Problem description: Retype the data below without altering anything.

+++ Input for this task

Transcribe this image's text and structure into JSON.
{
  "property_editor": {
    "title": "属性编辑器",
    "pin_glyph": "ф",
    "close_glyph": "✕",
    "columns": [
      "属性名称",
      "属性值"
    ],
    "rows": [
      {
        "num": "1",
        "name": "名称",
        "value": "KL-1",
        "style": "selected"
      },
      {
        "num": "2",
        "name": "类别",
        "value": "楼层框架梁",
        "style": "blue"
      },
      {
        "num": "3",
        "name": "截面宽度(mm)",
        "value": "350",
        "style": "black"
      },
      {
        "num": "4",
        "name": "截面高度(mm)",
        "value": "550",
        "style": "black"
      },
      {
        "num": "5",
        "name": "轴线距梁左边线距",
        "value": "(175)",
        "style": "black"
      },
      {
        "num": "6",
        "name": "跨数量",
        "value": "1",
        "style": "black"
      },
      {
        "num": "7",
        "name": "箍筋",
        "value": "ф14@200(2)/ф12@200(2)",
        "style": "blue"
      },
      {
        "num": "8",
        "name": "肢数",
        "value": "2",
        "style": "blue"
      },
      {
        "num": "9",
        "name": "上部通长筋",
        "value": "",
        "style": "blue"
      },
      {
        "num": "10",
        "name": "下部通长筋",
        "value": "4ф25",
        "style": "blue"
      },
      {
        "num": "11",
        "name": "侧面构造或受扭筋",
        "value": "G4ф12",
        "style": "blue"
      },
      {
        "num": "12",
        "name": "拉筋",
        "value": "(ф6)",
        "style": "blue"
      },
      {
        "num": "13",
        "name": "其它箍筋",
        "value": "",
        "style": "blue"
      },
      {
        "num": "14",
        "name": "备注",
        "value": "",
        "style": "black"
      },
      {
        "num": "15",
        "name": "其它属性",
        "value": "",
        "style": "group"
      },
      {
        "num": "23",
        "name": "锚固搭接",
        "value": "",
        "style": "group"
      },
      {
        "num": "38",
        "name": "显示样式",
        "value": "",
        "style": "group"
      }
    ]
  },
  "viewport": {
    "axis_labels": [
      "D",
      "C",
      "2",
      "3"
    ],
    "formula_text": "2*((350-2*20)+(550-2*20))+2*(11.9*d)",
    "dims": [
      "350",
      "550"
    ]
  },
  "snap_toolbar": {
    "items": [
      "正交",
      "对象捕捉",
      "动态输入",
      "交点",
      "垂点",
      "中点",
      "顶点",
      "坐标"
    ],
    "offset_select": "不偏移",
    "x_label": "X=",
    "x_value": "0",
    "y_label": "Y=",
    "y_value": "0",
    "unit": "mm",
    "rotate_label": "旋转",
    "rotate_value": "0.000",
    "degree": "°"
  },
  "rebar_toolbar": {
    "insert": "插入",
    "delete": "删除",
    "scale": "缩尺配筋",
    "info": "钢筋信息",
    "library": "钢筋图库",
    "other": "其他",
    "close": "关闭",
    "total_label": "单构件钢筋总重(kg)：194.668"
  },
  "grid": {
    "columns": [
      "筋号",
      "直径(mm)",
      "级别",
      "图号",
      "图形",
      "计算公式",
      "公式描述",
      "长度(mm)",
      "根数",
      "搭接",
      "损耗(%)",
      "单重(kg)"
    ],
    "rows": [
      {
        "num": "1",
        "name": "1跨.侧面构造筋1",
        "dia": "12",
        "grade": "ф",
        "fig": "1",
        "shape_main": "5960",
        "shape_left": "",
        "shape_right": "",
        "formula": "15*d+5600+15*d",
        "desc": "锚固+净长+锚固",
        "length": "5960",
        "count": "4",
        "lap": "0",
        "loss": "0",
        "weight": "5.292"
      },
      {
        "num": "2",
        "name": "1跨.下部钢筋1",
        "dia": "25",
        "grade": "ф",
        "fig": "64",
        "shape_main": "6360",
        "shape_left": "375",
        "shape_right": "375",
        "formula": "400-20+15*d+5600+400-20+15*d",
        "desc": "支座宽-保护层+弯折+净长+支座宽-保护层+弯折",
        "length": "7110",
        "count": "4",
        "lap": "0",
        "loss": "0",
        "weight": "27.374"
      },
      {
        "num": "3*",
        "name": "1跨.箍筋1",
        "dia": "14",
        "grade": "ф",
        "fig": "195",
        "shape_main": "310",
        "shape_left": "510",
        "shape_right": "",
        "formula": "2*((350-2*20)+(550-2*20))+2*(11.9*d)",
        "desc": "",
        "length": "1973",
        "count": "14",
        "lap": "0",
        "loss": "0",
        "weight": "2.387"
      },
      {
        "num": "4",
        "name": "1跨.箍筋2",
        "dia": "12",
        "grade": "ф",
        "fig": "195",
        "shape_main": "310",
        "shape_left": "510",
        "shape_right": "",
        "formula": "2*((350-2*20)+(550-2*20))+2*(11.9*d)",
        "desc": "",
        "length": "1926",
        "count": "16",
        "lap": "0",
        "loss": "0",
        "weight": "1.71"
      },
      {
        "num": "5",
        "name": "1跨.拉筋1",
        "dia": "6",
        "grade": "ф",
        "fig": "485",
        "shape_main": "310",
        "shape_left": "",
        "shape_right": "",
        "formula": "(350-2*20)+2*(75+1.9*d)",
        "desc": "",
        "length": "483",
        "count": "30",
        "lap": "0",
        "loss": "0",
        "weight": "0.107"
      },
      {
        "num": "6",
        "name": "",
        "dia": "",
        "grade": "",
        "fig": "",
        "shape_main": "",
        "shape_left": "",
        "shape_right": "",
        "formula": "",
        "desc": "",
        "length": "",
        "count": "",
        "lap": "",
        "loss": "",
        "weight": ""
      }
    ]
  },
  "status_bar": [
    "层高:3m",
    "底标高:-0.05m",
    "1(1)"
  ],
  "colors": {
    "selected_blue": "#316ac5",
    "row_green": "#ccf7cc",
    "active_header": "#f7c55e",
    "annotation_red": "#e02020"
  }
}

++++++

Written answer:
Transcribe this image's text and structure into JSON.
{
  "property_editor": {
    "title": "属性编辑器",
    "pin_glyph": "ф",
    "close_glyph": "✕",
    "columns": [
      "属性名称",
      "属性值"
    ],
    "rows": [
      {
        "num": "1",
        "name": "名称",
        "value": "KL-1",
        "style": "selected"
      },
      {
        "num": "2",
        "name": "类别",
        "value": "楼层框架梁",
        "style": "blue"
      },
      {
        "num": "3",
        "name": "截面宽度(mm)",
        "value": "350",
        "style": "black"
      },
      {
        "num": "4",
        "name": "截面高度(mm)",
        "value": "550",
        "style": "black"
      },
      {
        "num": "5",
        "name": "轴线距梁左边线距",
        "value": "(175)",
        "style": "black"
      },
      {
        "num": "6",
        "name": "跨数量",
        "value": "1",
        "style": "black"
      },
      {
        "num": "7",
        "name": "箍筋",
        "value": "ф14@200(2)/ф12@200(2)",
        "style": "blue"
      },
      {
        "num": "8",
        "name": "肢数",
        "value": "2",
        "style": "blue"
      },
      {
        "num": "9",
        "name": "上部通长筋",
        "value": "",
        "style": "blue"
      },
      {
        "num": "10",
        "name": "下部通长筋",
        "value": "4ф25",
        "style": "blue"
      },
      {
        "num": "11",
        "name": "侧面构造或受扭筋",
        "value": "G4ф12",
        "style": "blue"
      },
      {
        "num": "12",
        "name": "拉筋",
        "value": "(ф6)",
        "style": "blue"
      },
      {
        "num": "13",
        "name": "其它箍筋",
        "value": "",
        "style": "blue"
      },
      {
        "num": "14",
        "name": "备注",
        "value": "",
        "style": "black"
      },
      {
        "num": "15",
        "name": "其它属性",
        "value": "",
        "style": "group"
      },
      {
        "num": "23",
        "name": "锚固搭接",
        "value": "",
        "style": "group"
      },
      {
        "num": "38",
        "name": "显示样式",
        "value": "",
        "style": "group"
      }
    ]
  },
  "viewport": {
    "axis_labels": [
      "D",
      "C",
      "2",
      "3"
    ],
    "formula_text": "2*((350-2*20)+(550-2*20))+2*(11.9*d)",
    "dims": [
      "350",
      "550"
    ]
  },
  "snap_toolbar": {
    "items": [
      "正交",
      "对象捕捉",
      "动态输入",
      "交点",
      "垂点",
      "中点",
      "顶点",
      "坐标"
    ],
    "offset_select": "不偏移",
    "x_label": "X=",
    "x_value": "0",
    "y_label": "Y=",
    "y_value": "0",
    "unit": "mm",
    "rotate_label": "旋转",
    "rotate_value": "0.000",
    "degree": "°"
  },
  "rebar_toolbar": {
    "insert": "插入",
    "delete": "删除",
    "scale": "缩尺配筋",
    "info": "钢筋信息",
    "library": "钢筋图库",
    "other": "其他",
    "close": "关闭",
    "total_label": "单构件钢筋总重(kg)：194.668"
  },
  "grid": {
    "columns": [
      "筋号",
      "直径(mm)",
      "级别",
      "图号",
      "图形",
      "计算公式",
      "公式描述",
      "长度(mm)",
      "根数",
      "搭接",
      "损耗(%)",
      "单重(kg)"
    ],
    "rows": [
      {
        "num": "1",
        "name": "1跨.侧面构造筋1",
        "dia": "12",
        "grade": "ф",
        "fig": "1",
        "shape_main": "5960",
        "shape_left": "",
        "shape_right": "",
        "formula": "15*d+5600+15*d",
        "desc": "锚固+净长+锚固",
        "length": "5960",
        "count": "4",
        "lap": "0",
        "loss": "0",
        "weight": "5.292"
      },
      {
        "num": "2",
        "name": "1跨.下部钢筋1",
        "dia": "25",
        "grade": "ф",
        "fig": "64",
        "shape_main": "6360",
        "shape_left": "375",
        "shape_right": "375",
        "formula": "400-20+15*d+5600+400-20+15*d",
        "desc": "支座宽-保护层+弯折+净长+支座宽-保护层+弯折",
        "length": "7110",
        "count": "4",
        "lap": "0",
        "loss": "0",
        "weight": "27.374"
      },
      {
        "num": "3*",
        "name": "1跨.箍筋1",
        "dia": "14",
        "grade": "ф",
        "fig": "195",
        "shape_main": "310",
        "shape_left": "510",
        "shape_right": "",
        "formula": "2*((350-2*20)+(550-2*20))+2*(11.9*d)",
        "desc": "",
        "length": "1973",
        "count": "14",
        "lap": "0",
        "loss": "0",
        "weight": "2.387"
      },
      {
        "num": "4",
        "name": "1跨.箍筋2",
        "dia": "12",
        "grade": "ф",
        "fig": "195",
        "shape_main": "310",
        "shape_left": "510",
        "shape_right": "",
        "formula": "2*((350-2*20)+(550-2*20))+2*(11.9*d)",
        "desc": "",
        "length": "1926",
        "count": "16",
        "lap": "0",
        "loss": "0",
        "weight": "1.71"
      },
      {
        "num": "5",
        "name": "1跨.拉筋1",
        "dia": "6",
        "grade": "ф",
        "fig": "485",
        "shape_main": "310",
        "shape_left": "",
        "shape_right": "",
        "formula": "(350-2*20)+2*(75+1.9*d)",
        "desc": "",
        "length": "483",
        "count": "30",
        "lap": "0",
        "loss": "0",
        "weight": "0.107"
      },
      {
        "num": "6",
        "name": "",
        "dia": "",
        "grade": "",
        "fig": "",
        "shape_main": "",
        "shape_left": "",
        "shape_right": "",
        "formula": "",
        "desc": "",
        "length": "",
        "count": "",
        "lap": "",
        "loss": "",
        "weight": ""
      }
    ]
  },
  "status_bar": [
    "层高:3m",
    "底标高:-0.05m",
    "1(1)"
  ],
  "colors": {
    "selected_blue": "#316ac5",
    "row_green": "#ccf7cc",
    "active_header": "#f7c55e",
    "annotation_red": "#e02020"
  }
}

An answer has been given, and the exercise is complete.